**What you are asked to do:**
Skip the pictures. Repeat everything else in the records word for word.

**The data:**
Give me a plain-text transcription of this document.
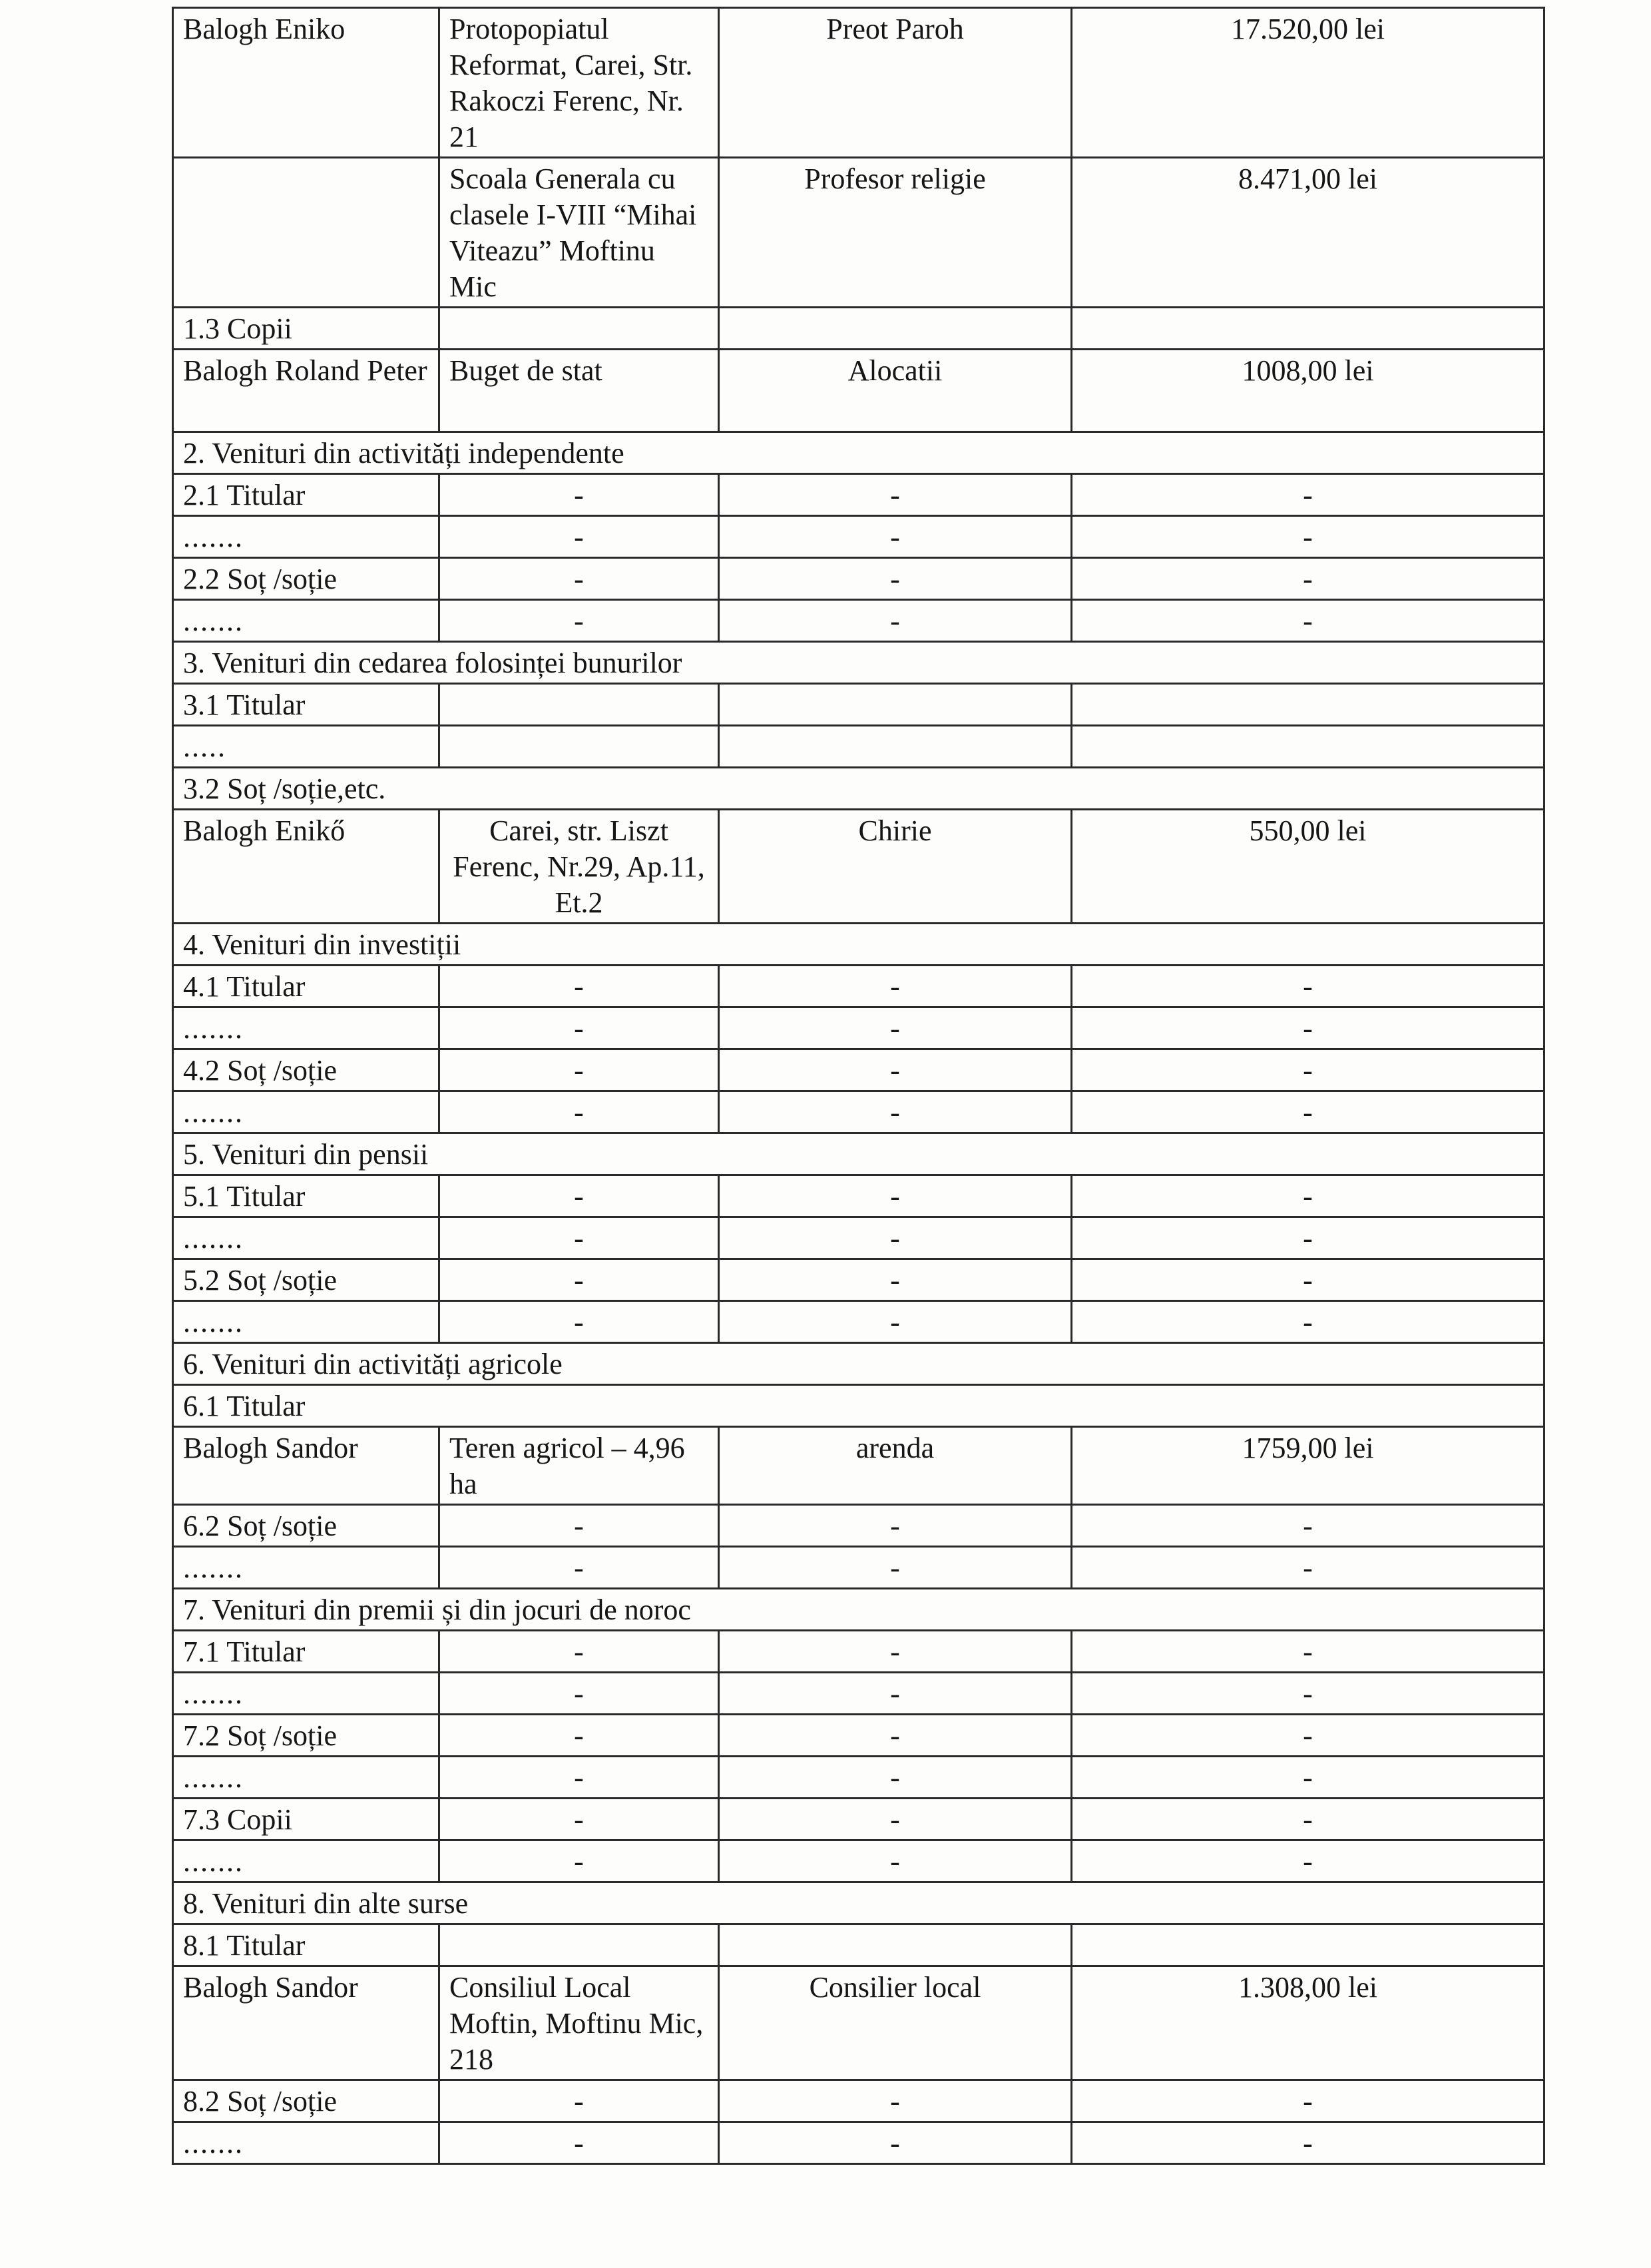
Balogh Eniko	Protopopiatul Reformat, Carei, Str. Rakoczi Ferenc, Nr. 21	Preot Paroh	17.520,00 lei
	Scoala Generala cu clasele I-VIII “Mihai Viteazu” Moftinu Mic	Profesor religie	8.471,00 lei
1.3 Copii			
Balogh Roland Peter	Buget de stat	Alocatii	1008,00 lei
2. Venituri din activități independente			
2.1 Titular	-	-	-
.......	-	-	-
2.2 Soț /soție	-	-	-
.......	-	-	-
3. Venituri din cedarea folosinței bunurilor			
3.1 Titular			
.....			
3.2 Soț /soție,etc.			
Balogh Enikő	Carei, str. Liszt Ferenc, Nr.29, Ap.11, Et.2	Chirie	550,00 lei
4. Venituri din investiții			
4.1 Titular	-	-	-
.......	-	-	-
4.2 Soț /soție	-	-	-
.......	-	-	-
5. Venituri din pensii			
5.1 Titular	-	-	-
.......	-	-	-
5.2 Soț /soție	-	-	-
.......	-	-	-
6. Venituri din activități agricole			
6.1 Titular			
Balogh Sandor	Teren agricol – 4,96 ha	arenda	1759,00 lei
6.2 Soț /soție	-	-	-
.......	-	-	-
7. Venituri din premii și din jocuri de noroc			
7.1 Titular	-	-	-
.......	-	-	-
7.2 Soț /soție	-	-	-
.......	-	-	-
7.3 Copii	-	-	-
.......	-	-	-
8. Venituri din alte surse			
8.1 Titular			
Balogh Sandor	Consiliul Local Moftin, Moftinu Mic, 218	Consilier local	1.308,00 lei
8.2 Soț /soție	-	-	-
.......	-	-	-
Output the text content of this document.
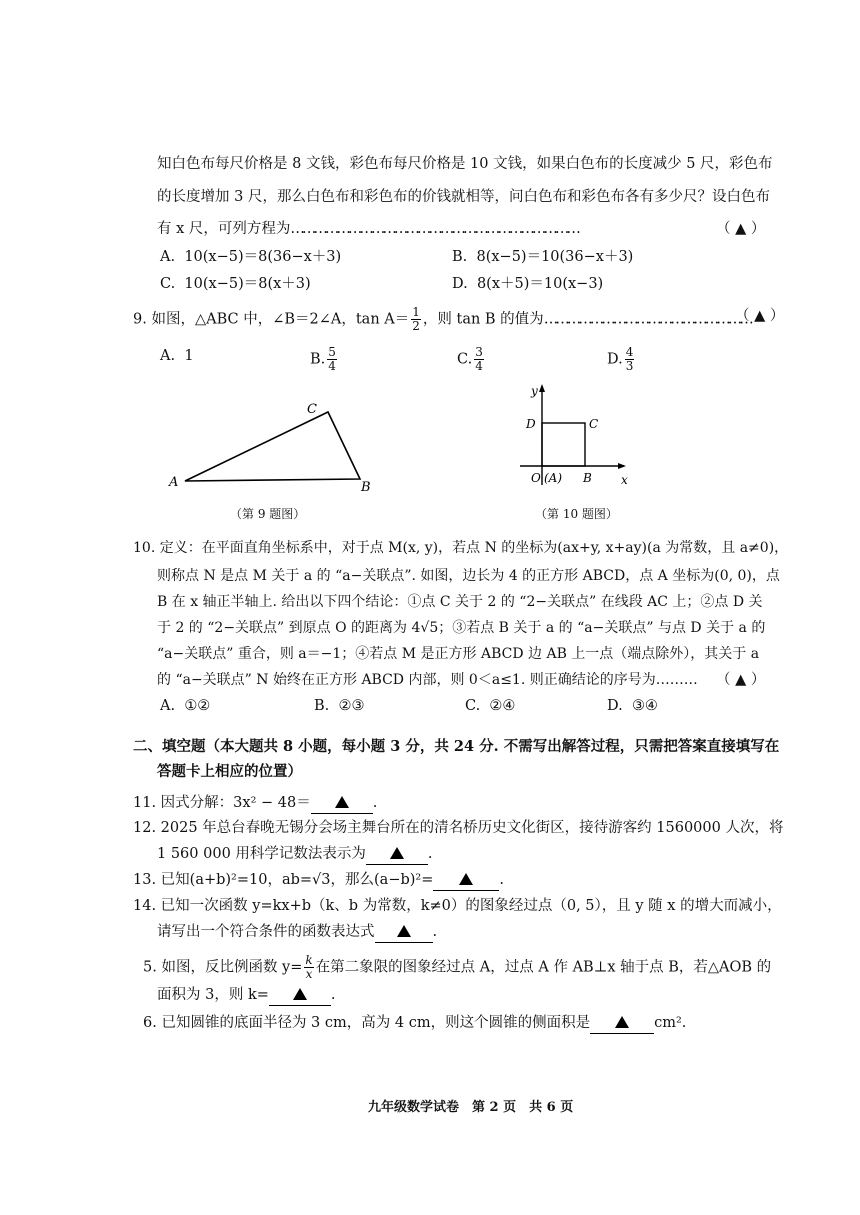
知白色布每尺价格是 8 文钱，彩色布每尺价格是 10 文钱，如果白色布的长度减少 5 尺，彩色布
的长度增加 3 尺，那么白色布和彩色布的价钱就相等，问白色布和彩色布各有多少尺？设白色布
有 x 尺，可列方程为…………………………………………………………………	（ ▲ ）
A. 10(x−5)＝8(36−x＋3)	B. 8(x−5)＝10(36−x＋3)
C. 10(x−5)＝8(x＋3)	D. 8(x＋5)＝10(x−3)
9. 如图，△ABC 中，∠B＝2∠A，$\tan A= \frac{1}{2}$ ，则 tan B 的值为………………………………………………
（ ▲ ）
A. 1	B. $\frac{5}{4}$	C. $\frac{3}{4}$	D. $\frac{4}{3}$
A	B
C
（第 9 题图）
y
x
D	C
O (A) B
（第 10 题图）
10. 定义：在平面直角坐标系中，对于点 M(x, y)，若点 N 的坐标为(ax+y, x+ay)(a 为常数，且 a≠0)，
则称点 N 是点 M 关于 a 的 “a−关联点”. 如图，边长为 4 的正方形 ABCD，点 A 坐标为(0, 0)，点
B 在 x 轴正半轴上. 给出以下四个结论：①点 C 关于 2 的 “2−关联点” 在线段 AC 上；②点 D 关
于 2 的 “2−关联点” 到原点 O 的距离为 4√5；③若点 B 关于 a 的 “a−关联点” 与点 D 关于 a 的
“a−关联点” 重合，则 a＝−1；④若点 M 是正方形 ABCD 边 AB 上一点（端点除外），其关于 a
的 “a−关联点” N 始终在正方形 ABCD 内部，则 0＜a≤1. 则正确结论的序号为……… （ ▲ ）
A. ①②	B. ②③	C. ②④	D. ③④
二、填空题（本大题共 8 小题，每小题 3 分，共 24 分. 不需写出解答过程，只需把答案直接填写在
答题卡上相应的位置）
11. 因式分解：3x² − 48＝	.
12. 2025 年总台春晚无锡分会场主舞台所在的清名桥历史文化街区，接待游客约 1560000 人次，将
1 560 000 用科学记数法表示为	.
13. 已知(a+b)²=10，ab=√3，那么(a−b)²=	.
14. 已知一次函数 y=kx+b（k、b 为常数，k≠0）的图象经过点（0, 5），且 y 随 x 的增大而减小，
请写出一个符合条件的函数表达式	.
5. 如图，反比例函数 $y= \frac{k}{x}$ 在第二象限的图象经过点 A，过点 A 作 AB⊥x 轴于点 B，若△AOB 的
面积为 3，则 k=	.
6. 已知圆锥的底面半径为 3 cm，高为 4 cm，则这个圆锥的侧面积是	cm².
九年级数学试卷　第 2 页　共 6 页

**Worked answer:**
Give me a plain-text transcription of this document.
Balogh Eniko	Protopopiatul Reformat, Carei, Str. Rakoczi Ferenc, Nr. 21	Preot Paroh	17.520,00 lei
	Scoala Generala cu clasele I-VIII “Mihai Viteazu” Moftinu Mic	Profesor religie	8.471,00 lei
1.3 Copii			
Balogh Roland Peter	Buget de stat	Alocatii	1008,00 lei
2. Venituri din activități independente			
2.1 Titular	-	-	-
.......	-	-	-
2.2 Soț /soție	-	-	-
.......	-	-	-
3. Venituri din cedarea folosinței bunurilor			
3.1 Titular			
.....			
3.2 Soț /soție,etc.			
Balogh Enikő	Carei, str. Liszt Ferenc, Nr.29, Ap.11, Et.2	Chirie	550,00 lei
4. Venituri din investiții			
4.1 Titular	-	-	-
.......	-	-	-
4.2 Soț /soție	-	-	-
.......	-	-	-
5. Venituri din pensii			
5.1 Titular	-	-	-
.......	-	-	-
5.2 Soț /soție	-	-	-
.......	-	-	-
6. Venituri din activități agricole			
6.1 Titular			
Balogh Sandor	Teren agricol – 4,96 ha	arenda	1759,00 lei
6.2 Soț /soție	-	-	-
.......	-	-	-
7. Venituri din premii și din jocuri de noroc			
7.1 Titular	-	-	-
.......	-	-	-
7.2 Soț /soție	-	-	-
.......	-	-	-
7.3 Copii	-	-	-
.......	-	-	-
8. Venituri din alte surse			
8.1 Titular			
Balogh Sandor	Consiliul Local Moftin, Moftinu Mic, 218	Consilier local	1.308,00 lei
8.2 Soț /soție	-	-	-
.......	-	-	-
Output the text content of this document.
知白色布每尺价格是 8 文钱，彩色布每尺价格是 10 文钱，如果白色布的长度减少 5 尺，彩色布
的长度增加 3 尺，那么白色布和彩色布的价钱就相等，问白色布和彩色布各有多少尺？设白色布
有 x 尺，可列方程为…………………………………………………………………	（ ▲ ）
A. 10(x−5)＝8(36−x＋3)	B. 8(x−5)＝10(36−x＋3)
C. 10(x−5)＝8(x＋3)	D. 8(x＋5)＝10(x−3)
9. 如图，△ABC 中，∠B＝2∠A，$\tan A= \frac{1}{2}$ ，则 tan B 的值为………………………………………………
（ ▲ ）
A. 1	B. $\frac{5}{4}$	C. $\frac{3}{4}$	D. $\frac{4}{3}$
A	B
C
（第 9 题图）
y
x
D	C
O (A) B
（第 10 题图）
10. 定义：在平面直角坐标系中，对于点 M(x, y)，若点 N 的坐标为(ax+y, x+ay)(a 为常数，且 a≠0)，
则称点 N 是点 M 关于 a 的 “a−关联点”. 如图，边长为 4 的正方形 ABCD，点 A 坐标为(0, 0)，点
B 在 x 轴正半轴上. 给出以下四个结论：①点 C 关于 2 的 “2−关联点” 在线段 AC 上；②点 D 关
于 2 的 “2−关联点” 到原点 O 的距离为 4√5；③若点 B 关于 a 的 “a−关联点” 与点 D 关于 a 的
“a−关联点” 重合，则 a＝−1；④若点 M 是正方形 ABCD 边 AB 上一点（端点除外），其关于 a
的 “a−关联点” N 始终在正方形 ABCD 内部，则 0＜a≤1. 则正确结论的序号为……… （ ▲ ）
A. ①②	B. ②③	C. ②④	D. ③④
二、填空题（本大题共 8 小题，每小题 3 分，共 24 分. 不需写出解答过程，只需把答案直接填写在
答题卡上相应的位置）
11. 因式分解：3x² − 48＝	.
12. 2025 年总台春晚无锡分会场主舞台所在的清名桥历史文化街区，接待游客约 1560000 人次，将
1 560 000 用科学记数法表示为	.
13. 已知(a+b)²=10，ab=√3，那么(a−b)²=	.
14. 已知一次函数 y=kx+b（k、b 为常数，k≠0）的图象经过点（0, 5），且 y 随 x 的增大而减小，
请写出一个符合条件的函数表达式	.
5. 如图，反比例函数 $y= \frac{k}{x}$ 在第二象限的图象经过点 A，过点 A 作 AB⊥x 轴于点 B，若△AOB 的
面积为 3，则 k=	.
6. 已知圆锥的底面半径为 3 cm，高为 4 cm，则这个圆锥的侧面积是	cm².
九年级数学试卷　第 2 页　共 6 页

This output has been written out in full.